Written instruction:
Transcribe every line exactly and omit anything that is a picture.

(Stored data entries)
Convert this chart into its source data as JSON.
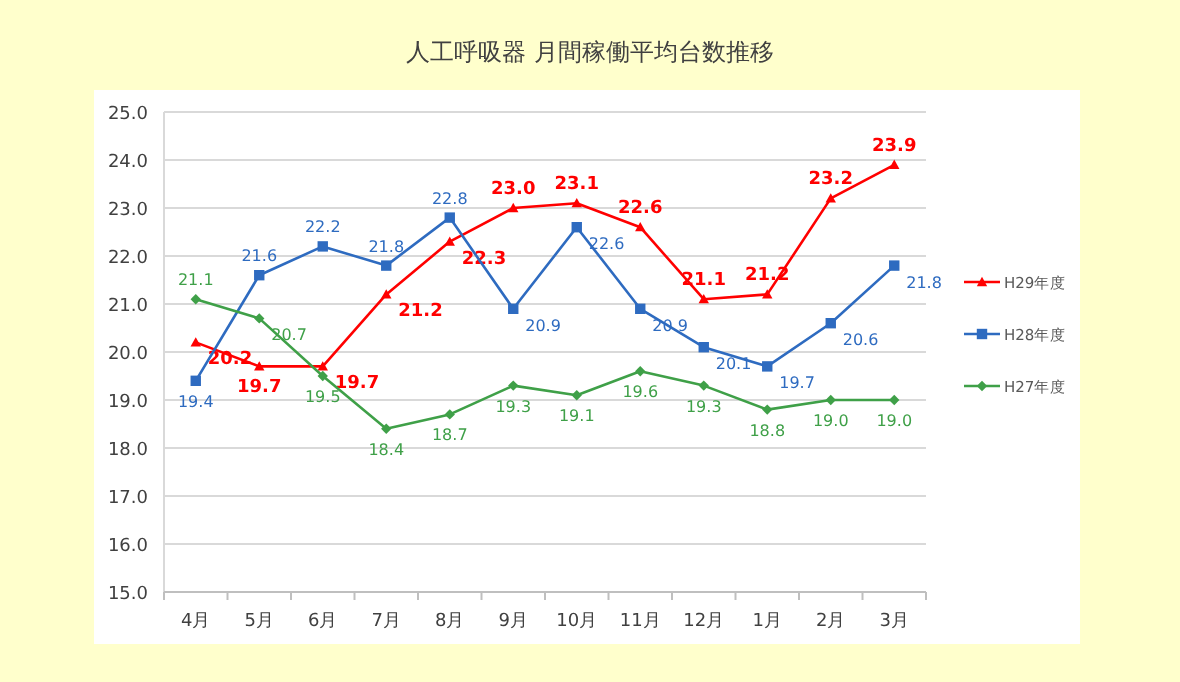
{
  "chart_data": {
    "type": "line",
    "title": "人工呼吸器 月間稼働平均台数推移",
    "categories": [
      "4月",
      "5月",
      "6月",
      "7月",
      "8月",
      "9月",
      "10月",
      "11月",
      "12月",
      "1月",
      "2月",
      "3月"
    ],
    "series": [
      {
        "name": "H29年度",
        "color": "#ff0000",
        "marker": "triangle",
        "values": [
          20.2,
          19.7,
          19.7,
          21.2,
          22.3,
          23.0,
          23.1,
          22.6,
          21.1,
          21.2,
          23.2,
          23.9
        ],
        "value_labels": [
          "20.2",
          "19.7",
          "19.7",
          "21.2",
          "22.3",
          "23.0",
          "23.1",
          "22.6",
          "21.1",
          "21.2",
          "23.2",
          "23.9"
        ]
      },
      {
        "name": "H28年度",
        "color": "#2e6bc0",
        "marker": "square",
        "values": [
          19.4,
          21.6,
          22.2,
          21.8,
          22.8,
          20.9,
          22.6,
          20.9,
          20.1,
          19.7,
          20.6,
          21.8
        ],
        "value_labels": [
          "19.4",
          "21.6",
          "22.2",
          "21.8",
          "22.8",
          "20.9",
          "22.6",
          "20.9",
          "20.1",
          "19.7",
          "20.6",
          "21.8"
        ]
      },
      {
        "name": "H27年度",
        "color": "#3fa048",
        "marker": "diamond",
        "values": [
          21.1,
          20.7,
          19.5,
          18.4,
          18.7,
          19.3,
          19.1,
          19.6,
          19.3,
          18.8,
          19.0,
          19.0
        ],
        "value_labels": [
          "21.1",
          "20.7",
          "19.5",
          "18.4",
          "18.7",
          "19.3",
          "19.1",
          "19.6",
          "19.3",
          "18.8",
          "19.0",
          "19.0"
        ]
      }
    ],
    "ylim": [
      15,
      25
    ],
    "yticks": [
      {
        "value": 15,
        "label": "15.0"
      },
      {
        "value": 16,
        "label": "16.0"
      },
      {
        "value": 17,
        "label": "17.0"
      },
      {
        "value": 18,
        "label": "18.0"
      },
      {
        "value": 19,
        "label": "19.0"
      },
      {
        "value": 20,
        "label": "20.0"
      },
      {
        "value": 21,
        "label": "21.0"
      },
      {
        "value": 22,
        "label": "22.0"
      },
      {
        "value": 23,
        "label": "23.0"
      },
      {
        "value": 24,
        "label": "24.0"
      },
      {
        "value": 25,
        "label": "25.0"
      }
    ],
    "grid": "y",
    "legend": "right"
  }
}
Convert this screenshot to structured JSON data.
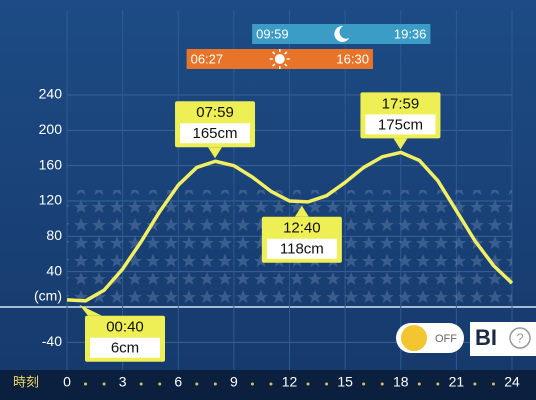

Answer to this problem:
Convert this chart into its source data as JSON.
{
  "chart_data": {
    "type": "line",
    "title": "人工呼吸器 月間稼働平均台数推移",
    "categories": [
      "4月",
      "5月",
      "6月",
      "7月",
      "8月",
      "9月",
      "10月",
      "11月",
      "12月",
      "1月",
      "2月",
      "3月"
    ],
    "series": [
      {
        "name": "H29年度",
        "color": "#ff0000",
        "marker": "triangle",
        "values": [
          20.2,
          19.7,
          19.7,
          21.2,
          22.3,
          23.0,
          23.1,
          22.6,
          21.1,
          21.2,
          23.2,
          23.9
        ],
        "value_labels": [
          "20.2",
          "19.7",
          "19.7",
          "21.2",
          "22.3",
          "23.0",
          "23.1",
          "22.6",
          "21.1",
          "21.2",
          "23.2",
          "23.9"
        ]
      },
      {
        "name": "H28年度",
        "color": "#2e6bc0",
        "marker": "square",
        "values": [
          19.4,
          21.6,
          22.2,
          21.8,
          22.8,
          20.9,
          22.6,
          20.9,
          20.1,
          19.7,
          20.6,
          21.8
        ],
        "value_labels": [
          "19.4",
          "21.6",
          "22.2",
          "21.8",
          "22.8",
          "20.9",
          "22.6",
          "20.9",
          "20.1",
          "19.7",
          "20.6",
          "21.8"
        ]
      },
      {
        "name": "H27年度",
        "color": "#3fa048",
        "marker": "diamond",
        "values": [
          21.1,
          20.7,
          19.5,
          18.4,
          18.7,
          19.3,
          19.1,
          19.6,
          19.3,
          18.8,
          19.0,
          19.0
        ],
        "value_labels": [
          "21.1",
          "20.7",
          "19.5",
          "18.4",
          "18.7",
          "19.3",
          "19.1",
          "19.6",
          "19.3",
          "18.8",
          "19.0",
          "19.0"
        ]
      }
    ],
    "ylim": [
      15,
      25
    ],
    "yticks": [
      {
        "value": 15,
        "label": "15.0"
      },
      {
        "value": 16,
        "label": "16.0"
      },
      {
        "value": 17,
        "label": "17.0"
      },
      {
        "value": 18,
        "label": "18.0"
      },
      {
        "value": 19,
        "label": "19.0"
      },
      {
        "value": 20,
        "label": "20.0"
      },
      {
        "value": 21,
        "label": "21.0"
      },
      {
        "value": 22,
        "label": "22.0"
      },
      {
        "value": 23,
        "label": "23.0"
      },
      {
        "value": 24,
        "label": "24.0"
      },
      {
        "value": 25,
        "label": "25.0"
      }
    ],
    "grid": "y",
    "legend": "right"
  }
}
Convert this screenshot to structured JSON data.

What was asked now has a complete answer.